[Barrelfish-users] Bug in malloc()/free() ?

Simon Peter speter at inf.ethz.ch
Sun Sep 25 16:03:44 CEST 2011


> Thanks for the patch. Now it takes a bit longer ... but it ends up by
> returning NULL anyway. The above program didn't change.
>
>  > spawnd.0: spawning /x86_64/sbin/myapp on core 0
> myapp.0 in main() ../barrelfish/usr/tests/myapp/myapp.c:12
> malloc() returned NULL at 30710
> Aborted

I didn't see this happening when I was testing, but maybe I didn't wait 
for long enough. I'm going to look at it again.

> To add originality to the situation, sometimes I get this error too:
> ERROR: mem_serv.0 in mem_lmp_default_error_handler()
> ./x86_64/lib/barrelfish/_for_lib_barrelfish/mem_flounder_bindings.c:1328
> ERROR: asynchronous error in Flounder-generated mem lmp binding (default
> handler)
> Failure: ( libbarrelfish) Failure in lmp_chan_alloc_recv_slot()
> [LIB_ERR_LMP_ALLOC_RECV_SLOT]
> Failure: ( libbarrelfish) Failure in slot_alloc() [LIB_ERR_SLOT_ALLOC]
> Failure: ( libbarrelfish) Failure in cnode_create() [LIB_ERR_CNODE_CREATE]
> Failure: ( libbarrelfish) Failure in ram_alloc() [LIB_ERR_RAM_ALLOC]
> Failure: ( libmm) No matching node found [MM_ERR_NOT_FOUND]
> Aborted

In both cases, the root cause is the same: You're running out of memory.

Stored data:
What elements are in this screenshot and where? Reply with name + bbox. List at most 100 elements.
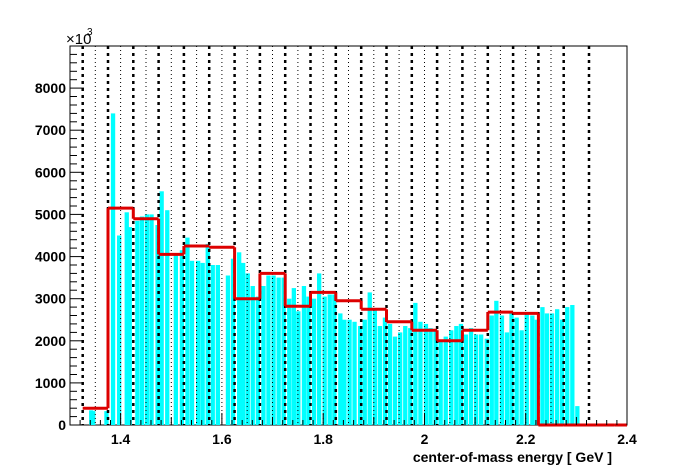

Task instructions:
1. List every error code shown in square brackets in the Barrelfish mailing-list post about malloc() returning NULL.
2. Pick up the Barrelfish mailing-list post about malloc() returning NULL after its last sentence and carry the reply forward.

Answers to the tasks:
1.
LIB_ERR_LMP_ALLOC_RECV_SLOT
LIB_ERR_SLOT_ALLOC
LIB_ERR_CNODE_CREATE
LIB_ERR_RAM_ALLOC
MM_ERR_NOT_FOUND

2.
Here, when allocating a new receive slot in the memory server itself. 
Unfortunately, a lot of the memory management code is very fragile and 
rather stops the system, instead of failing more gracefully, when you're 
running out of memory.

> To give you some hints about the first error, it fails when calling to
> vspace_mmu_aware_map() in morecore.c:59 with error
> LIB_ERR_FRAME_CREATE_MS_CONSTRAINTS. It turns out that (step <
> BASE_PAGE_SIZE). As this is the first call to that function in the loop,
> the buffer is NULL.
> As I see, in the latest version the debug_err() has been removed when
> reaching this condition.

That sounds correct. The algorithm in morecore_alloc() tries to allocate 
successively smaller pieces of memory when the original request did not 
succeed. In this case, it was already completely out of memory on the 
first try and gave up.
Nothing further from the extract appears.